[Begin Input]
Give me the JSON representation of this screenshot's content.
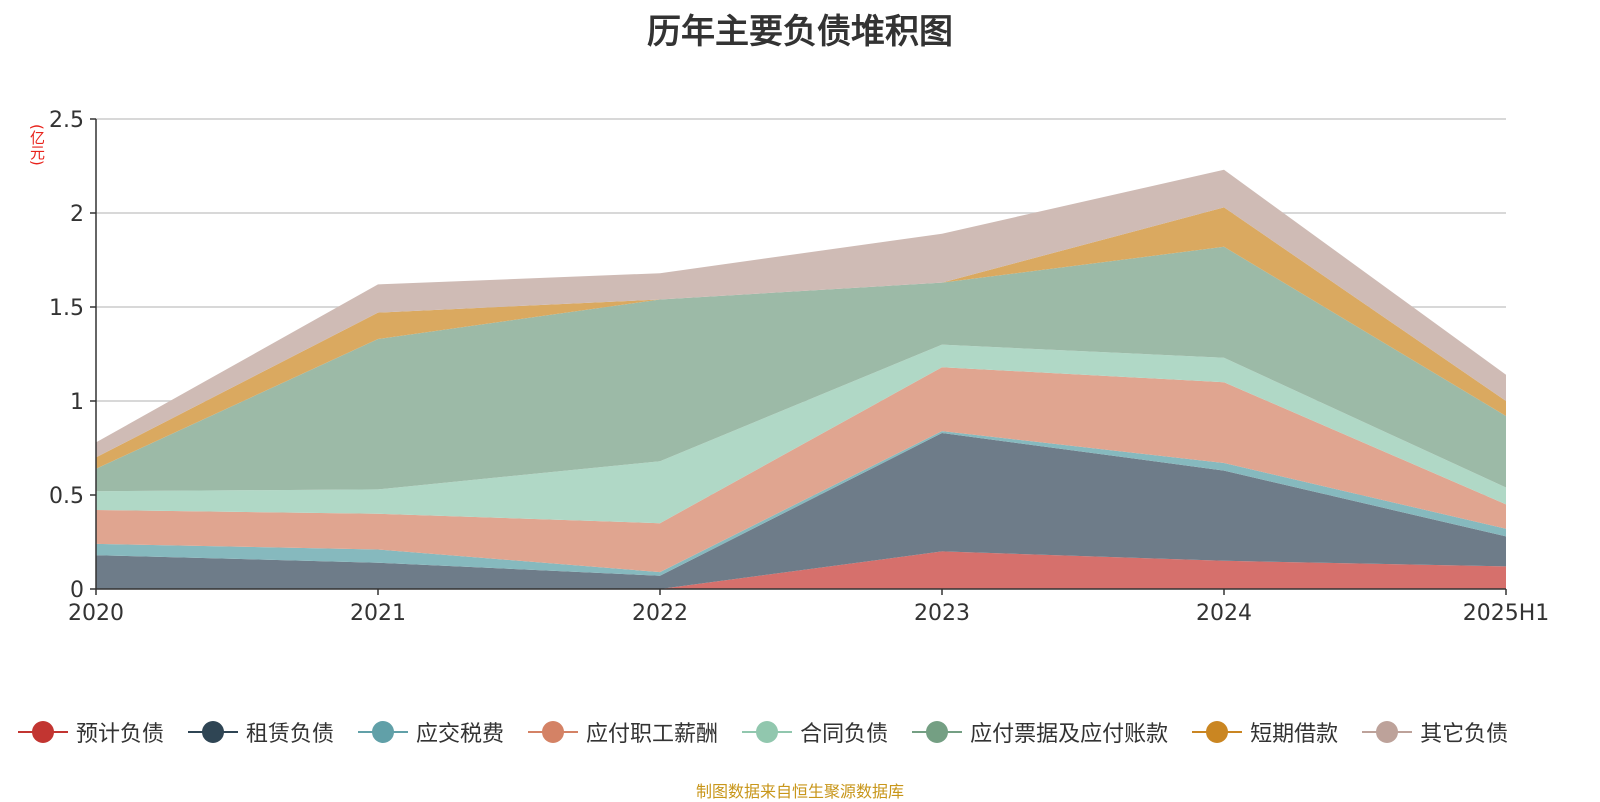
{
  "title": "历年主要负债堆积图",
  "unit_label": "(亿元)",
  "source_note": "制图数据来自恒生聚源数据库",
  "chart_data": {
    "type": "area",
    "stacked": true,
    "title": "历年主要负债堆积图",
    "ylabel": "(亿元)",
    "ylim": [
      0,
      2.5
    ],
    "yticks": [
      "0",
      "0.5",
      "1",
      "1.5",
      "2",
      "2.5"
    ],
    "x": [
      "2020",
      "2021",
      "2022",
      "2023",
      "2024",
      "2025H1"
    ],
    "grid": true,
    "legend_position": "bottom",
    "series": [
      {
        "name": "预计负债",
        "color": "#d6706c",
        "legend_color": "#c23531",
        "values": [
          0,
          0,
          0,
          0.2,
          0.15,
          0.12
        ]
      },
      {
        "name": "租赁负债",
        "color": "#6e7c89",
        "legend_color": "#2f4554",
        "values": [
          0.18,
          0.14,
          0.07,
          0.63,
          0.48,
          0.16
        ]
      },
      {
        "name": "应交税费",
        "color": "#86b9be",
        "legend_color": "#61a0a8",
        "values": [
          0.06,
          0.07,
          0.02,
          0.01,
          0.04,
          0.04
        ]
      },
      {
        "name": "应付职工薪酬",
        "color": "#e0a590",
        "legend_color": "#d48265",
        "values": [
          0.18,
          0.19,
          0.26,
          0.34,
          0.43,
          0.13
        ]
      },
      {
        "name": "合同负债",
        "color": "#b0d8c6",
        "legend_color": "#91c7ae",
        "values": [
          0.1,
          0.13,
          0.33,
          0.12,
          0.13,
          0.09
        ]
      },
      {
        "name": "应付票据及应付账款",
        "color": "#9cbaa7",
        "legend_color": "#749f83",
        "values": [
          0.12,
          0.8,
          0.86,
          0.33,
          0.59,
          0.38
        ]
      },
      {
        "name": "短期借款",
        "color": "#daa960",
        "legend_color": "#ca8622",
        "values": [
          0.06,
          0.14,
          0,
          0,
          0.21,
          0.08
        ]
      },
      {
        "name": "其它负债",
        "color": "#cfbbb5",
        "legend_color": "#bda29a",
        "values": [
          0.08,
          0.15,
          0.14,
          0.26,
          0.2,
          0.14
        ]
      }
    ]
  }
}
[End Input]
Short exercise
Within the listing above, copy each line that has the string "name".

Expected answer
        "name": "预计负债",
        "name": "租赁负债",
        "name": "应交税费",
        "name": "应付职工薪酬",
        "name": "合同负债",
        "name": "应付票据及应付账款",
        "name": "短期借款",
        "name": "其它负债",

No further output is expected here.